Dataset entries
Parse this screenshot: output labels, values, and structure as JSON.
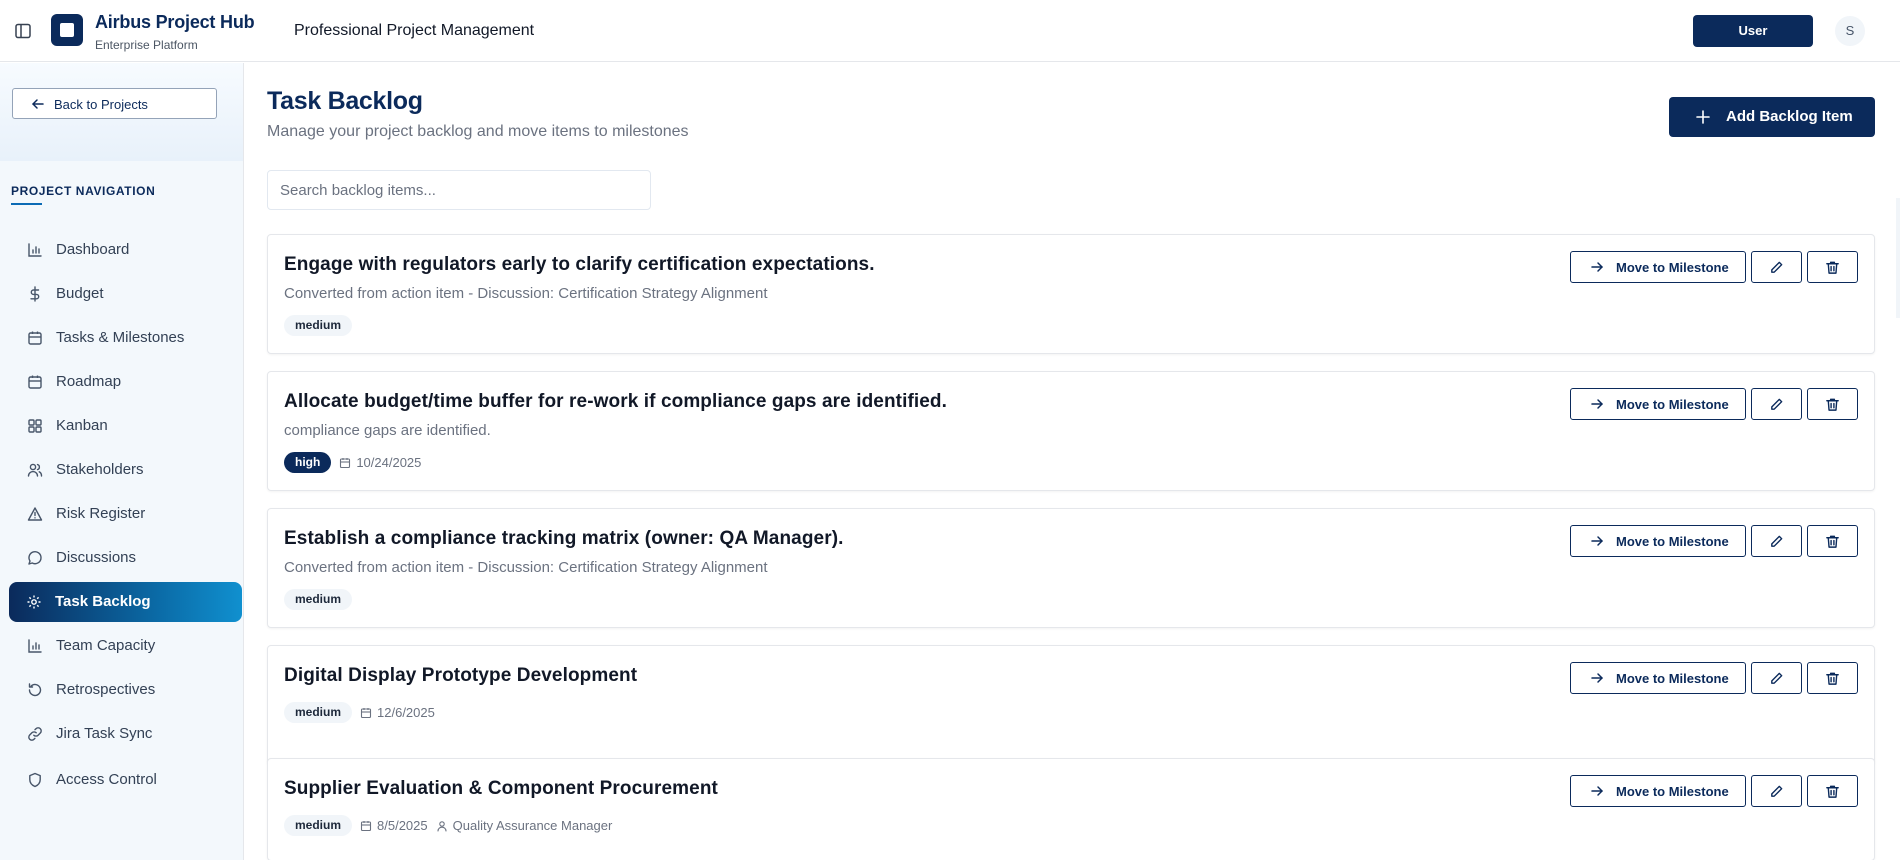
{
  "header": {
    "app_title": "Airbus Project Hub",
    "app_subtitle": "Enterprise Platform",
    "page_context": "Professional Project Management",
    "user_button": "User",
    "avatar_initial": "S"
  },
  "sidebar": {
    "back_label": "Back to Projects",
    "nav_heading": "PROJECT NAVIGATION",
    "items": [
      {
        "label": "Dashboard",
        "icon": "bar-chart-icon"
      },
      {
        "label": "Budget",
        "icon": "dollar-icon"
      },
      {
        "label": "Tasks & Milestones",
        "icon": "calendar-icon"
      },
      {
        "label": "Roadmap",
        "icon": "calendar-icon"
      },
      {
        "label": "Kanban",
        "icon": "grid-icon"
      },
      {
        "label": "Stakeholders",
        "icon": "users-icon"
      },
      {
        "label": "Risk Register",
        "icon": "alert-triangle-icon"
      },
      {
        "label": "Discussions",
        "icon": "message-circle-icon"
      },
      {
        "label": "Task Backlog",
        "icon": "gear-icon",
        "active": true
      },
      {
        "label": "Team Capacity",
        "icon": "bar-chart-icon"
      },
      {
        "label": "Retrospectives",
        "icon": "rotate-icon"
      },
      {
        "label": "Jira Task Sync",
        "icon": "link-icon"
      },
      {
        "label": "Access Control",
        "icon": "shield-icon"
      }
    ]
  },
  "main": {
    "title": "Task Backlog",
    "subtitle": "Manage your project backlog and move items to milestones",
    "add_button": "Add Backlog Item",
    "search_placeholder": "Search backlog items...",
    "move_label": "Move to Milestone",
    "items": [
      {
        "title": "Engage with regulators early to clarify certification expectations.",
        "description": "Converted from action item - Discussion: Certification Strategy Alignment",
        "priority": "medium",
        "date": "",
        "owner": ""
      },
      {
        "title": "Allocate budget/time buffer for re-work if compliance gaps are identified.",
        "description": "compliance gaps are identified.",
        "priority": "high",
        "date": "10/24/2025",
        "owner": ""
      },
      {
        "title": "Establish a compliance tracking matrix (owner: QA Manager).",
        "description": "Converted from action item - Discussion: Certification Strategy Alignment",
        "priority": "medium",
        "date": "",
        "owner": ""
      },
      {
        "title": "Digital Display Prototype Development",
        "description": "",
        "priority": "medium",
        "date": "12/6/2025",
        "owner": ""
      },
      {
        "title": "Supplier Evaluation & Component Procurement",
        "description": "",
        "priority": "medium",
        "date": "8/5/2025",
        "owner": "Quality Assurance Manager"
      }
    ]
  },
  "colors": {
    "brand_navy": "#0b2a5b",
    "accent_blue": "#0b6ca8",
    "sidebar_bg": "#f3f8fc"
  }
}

» What you need to do: Leave out all pictures, then copy the remaining material exactly.

» Task answer:
Parse this screenshot: output labels, values, and structure as JSON.
{
  "header": {
    "app_title": "Airbus Project Hub",
    "app_subtitle": "Enterprise Platform",
    "page_context": "Professional Project Management",
    "user_button": "User",
    "avatar_initial": "S"
  },
  "sidebar": {
    "back_label": "Back to Projects",
    "nav_heading": "PROJECT NAVIGATION",
    "items": [
      {
        "label": "Dashboard",
        "icon": "bar-chart-icon"
      },
      {
        "label": "Budget",
        "icon": "dollar-icon"
      },
      {
        "label": "Tasks & Milestones",
        "icon": "calendar-icon"
      },
      {
        "label": "Roadmap",
        "icon": "calendar-icon"
      },
      {
        "label": "Kanban",
        "icon": "grid-icon"
      },
      {
        "label": "Stakeholders",
        "icon": "users-icon"
      },
      {
        "label": "Risk Register",
        "icon": "alert-triangle-icon"
      },
      {
        "label": "Discussions",
        "icon": "message-circle-icon"
      },
      {
        "label": "Task Backlog",
        "icon": "gear-icon",
        "active": true
      },
      {
        "label": "Team Capacity",
        "icon": "bar-chart-icon"
      },
      {
        "label": "Retrospectives",
        "icon": "rotate-icon"
      },
      {
        "label": "Jira Task Sync",
        "icon": "link-icon"
      },
      {
        "label": "Access Control",
        "icon": "shield-icon"
      }
    ]
  },
  "main": {
    "title": "Task Backlog",
    "subtitle": "Manage your project backlog and move items to milestones",
    "add_button": "Add Backlog Item",
    "search_placeholder": "Search backlog items...",
    "move_label": "Move to Milestone",
    "items": [
      {
        "title": "Engage with regulators early to clarify certification expectations.",
        "description": "Converted from action item - Discussion: Certification Strategy Alignment",
        "priority": "medium",
        "date": "",
        "owner": ""
      },
      {
        "title": "Allocate budget/time buffer for re-work if compliance gaps are identified.",
        "description": "compliance gaps are identified.",
        "priority": "high",
        "date": "10/24/2025",
        "owner": ""
      },
      {
        "title": "Establish a compliance tracking matrix (owner: QA Manager).",
        "description": "Converted from action item - Discussion: Certification Strategy Alignment",
        "priority": "medium",
        "date": "",
        "owner": ""
      },
      {
        "title": "Digital Display Prototype Development",
        "description": "",
        "priority": "medium",
        "date": "12/6/2025",
        "owner": ""
      },
      {
        "title": "Supplier Evaluation & Component Procurement",
        "description": "",
        "priority": "medium",
        "date": "8/5/2025",
        "owner": "Quality Assurance Manager"
      }
    ]
  },
  "colors": {
    "brand_navy": "#0b2a5b",
    "accent_blue": "#0b6ca8",
    "sidebar_bg": "#f3f8fc"
  }
}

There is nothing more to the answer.